■ TASK DATA:

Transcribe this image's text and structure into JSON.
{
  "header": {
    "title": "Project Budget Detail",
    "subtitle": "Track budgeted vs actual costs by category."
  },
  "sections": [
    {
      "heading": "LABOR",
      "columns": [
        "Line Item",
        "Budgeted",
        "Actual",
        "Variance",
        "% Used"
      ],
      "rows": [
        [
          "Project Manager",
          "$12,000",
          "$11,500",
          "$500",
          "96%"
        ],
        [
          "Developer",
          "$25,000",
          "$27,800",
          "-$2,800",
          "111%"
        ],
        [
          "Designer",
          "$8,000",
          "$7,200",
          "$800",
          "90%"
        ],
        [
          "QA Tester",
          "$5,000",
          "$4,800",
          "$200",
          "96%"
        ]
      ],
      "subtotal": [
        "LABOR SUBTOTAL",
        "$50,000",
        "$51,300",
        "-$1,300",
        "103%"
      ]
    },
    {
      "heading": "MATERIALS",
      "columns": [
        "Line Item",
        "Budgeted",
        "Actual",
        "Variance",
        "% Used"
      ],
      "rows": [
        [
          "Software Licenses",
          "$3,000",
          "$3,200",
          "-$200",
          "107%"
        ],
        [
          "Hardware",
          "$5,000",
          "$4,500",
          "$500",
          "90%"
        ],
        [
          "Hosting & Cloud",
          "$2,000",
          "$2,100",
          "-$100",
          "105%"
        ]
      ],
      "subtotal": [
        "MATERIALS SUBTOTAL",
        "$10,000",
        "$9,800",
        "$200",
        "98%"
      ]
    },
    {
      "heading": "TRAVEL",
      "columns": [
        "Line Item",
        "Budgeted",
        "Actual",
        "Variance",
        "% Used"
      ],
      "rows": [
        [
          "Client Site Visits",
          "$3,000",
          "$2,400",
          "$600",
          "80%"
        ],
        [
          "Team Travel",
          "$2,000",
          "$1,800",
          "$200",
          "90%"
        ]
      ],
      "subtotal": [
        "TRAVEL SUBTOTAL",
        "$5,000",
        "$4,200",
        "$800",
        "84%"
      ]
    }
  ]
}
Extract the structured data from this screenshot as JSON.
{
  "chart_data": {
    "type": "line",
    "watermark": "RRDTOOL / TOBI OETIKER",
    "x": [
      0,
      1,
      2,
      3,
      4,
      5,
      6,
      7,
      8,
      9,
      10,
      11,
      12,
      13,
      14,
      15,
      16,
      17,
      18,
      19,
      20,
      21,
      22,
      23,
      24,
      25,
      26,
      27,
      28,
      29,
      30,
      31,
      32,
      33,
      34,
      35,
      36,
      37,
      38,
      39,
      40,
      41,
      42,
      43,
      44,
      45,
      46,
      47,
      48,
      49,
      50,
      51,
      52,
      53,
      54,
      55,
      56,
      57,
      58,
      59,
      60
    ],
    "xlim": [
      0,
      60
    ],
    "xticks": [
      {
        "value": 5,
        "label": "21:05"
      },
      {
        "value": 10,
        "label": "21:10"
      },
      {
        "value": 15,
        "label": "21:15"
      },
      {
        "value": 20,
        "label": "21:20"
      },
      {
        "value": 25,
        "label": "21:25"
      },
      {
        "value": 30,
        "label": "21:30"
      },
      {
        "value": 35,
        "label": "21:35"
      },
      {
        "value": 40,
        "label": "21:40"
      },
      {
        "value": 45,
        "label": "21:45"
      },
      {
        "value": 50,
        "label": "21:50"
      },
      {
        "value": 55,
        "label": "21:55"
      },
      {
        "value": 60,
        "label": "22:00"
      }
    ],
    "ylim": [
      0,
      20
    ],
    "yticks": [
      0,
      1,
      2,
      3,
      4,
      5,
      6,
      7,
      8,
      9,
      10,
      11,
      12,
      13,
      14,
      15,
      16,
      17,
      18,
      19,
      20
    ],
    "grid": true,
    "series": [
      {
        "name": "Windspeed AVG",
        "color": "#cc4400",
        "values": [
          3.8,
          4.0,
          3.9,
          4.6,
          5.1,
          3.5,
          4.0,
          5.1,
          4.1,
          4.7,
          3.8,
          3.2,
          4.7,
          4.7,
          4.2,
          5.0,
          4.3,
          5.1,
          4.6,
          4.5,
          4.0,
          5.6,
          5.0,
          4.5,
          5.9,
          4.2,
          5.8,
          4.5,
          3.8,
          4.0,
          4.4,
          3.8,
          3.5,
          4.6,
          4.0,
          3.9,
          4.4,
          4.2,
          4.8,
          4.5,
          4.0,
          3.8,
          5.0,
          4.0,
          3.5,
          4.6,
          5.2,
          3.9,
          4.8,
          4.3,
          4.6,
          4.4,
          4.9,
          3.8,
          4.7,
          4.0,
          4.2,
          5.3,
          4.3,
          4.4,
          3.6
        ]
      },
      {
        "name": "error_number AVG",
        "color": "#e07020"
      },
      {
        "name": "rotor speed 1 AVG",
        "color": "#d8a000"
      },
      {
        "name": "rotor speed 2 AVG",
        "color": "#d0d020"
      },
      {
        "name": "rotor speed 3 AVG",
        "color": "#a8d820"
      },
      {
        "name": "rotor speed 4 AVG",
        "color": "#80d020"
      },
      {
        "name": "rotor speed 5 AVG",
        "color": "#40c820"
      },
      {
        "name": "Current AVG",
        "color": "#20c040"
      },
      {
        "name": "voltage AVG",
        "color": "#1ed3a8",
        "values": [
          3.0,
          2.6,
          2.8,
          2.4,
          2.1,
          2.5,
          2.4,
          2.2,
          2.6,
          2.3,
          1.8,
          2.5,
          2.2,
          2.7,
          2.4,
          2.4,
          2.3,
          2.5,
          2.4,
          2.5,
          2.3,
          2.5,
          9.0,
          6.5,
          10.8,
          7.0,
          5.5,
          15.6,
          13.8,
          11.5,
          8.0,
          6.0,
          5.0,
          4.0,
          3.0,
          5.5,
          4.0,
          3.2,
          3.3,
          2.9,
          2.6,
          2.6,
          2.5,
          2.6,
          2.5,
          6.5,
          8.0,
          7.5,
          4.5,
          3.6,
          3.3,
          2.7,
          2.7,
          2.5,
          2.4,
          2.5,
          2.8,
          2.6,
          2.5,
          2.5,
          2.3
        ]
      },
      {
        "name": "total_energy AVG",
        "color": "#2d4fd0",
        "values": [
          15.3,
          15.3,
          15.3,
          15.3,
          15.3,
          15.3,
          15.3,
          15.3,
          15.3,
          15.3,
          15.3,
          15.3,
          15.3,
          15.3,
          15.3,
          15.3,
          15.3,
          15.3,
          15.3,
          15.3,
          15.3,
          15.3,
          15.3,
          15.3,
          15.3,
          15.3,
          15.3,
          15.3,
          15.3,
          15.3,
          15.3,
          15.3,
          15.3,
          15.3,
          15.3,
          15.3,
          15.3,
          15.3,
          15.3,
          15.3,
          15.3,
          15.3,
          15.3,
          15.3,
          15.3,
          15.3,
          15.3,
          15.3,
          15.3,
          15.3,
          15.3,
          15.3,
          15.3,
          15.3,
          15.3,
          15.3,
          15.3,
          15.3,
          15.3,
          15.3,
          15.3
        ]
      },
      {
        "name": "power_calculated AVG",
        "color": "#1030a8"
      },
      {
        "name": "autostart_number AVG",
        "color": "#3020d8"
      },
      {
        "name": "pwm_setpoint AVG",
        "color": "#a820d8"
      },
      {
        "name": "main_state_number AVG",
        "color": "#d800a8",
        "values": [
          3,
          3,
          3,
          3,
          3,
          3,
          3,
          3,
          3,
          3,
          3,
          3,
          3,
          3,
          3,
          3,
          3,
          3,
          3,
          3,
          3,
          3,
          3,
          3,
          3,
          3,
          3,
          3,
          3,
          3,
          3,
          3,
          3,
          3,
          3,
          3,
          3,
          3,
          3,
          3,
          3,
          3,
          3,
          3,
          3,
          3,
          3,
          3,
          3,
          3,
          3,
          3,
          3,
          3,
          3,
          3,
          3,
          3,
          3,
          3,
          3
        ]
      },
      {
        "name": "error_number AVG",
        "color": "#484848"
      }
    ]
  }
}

■ EXERCISE PROMPT: Select and copy every line from the records that includes the word "JSON".

■ SOLUTION TO THIS PROBLEM:
Transcribe this image's text and structure into JSON.
Extract the structured data from this screenshot as JSON.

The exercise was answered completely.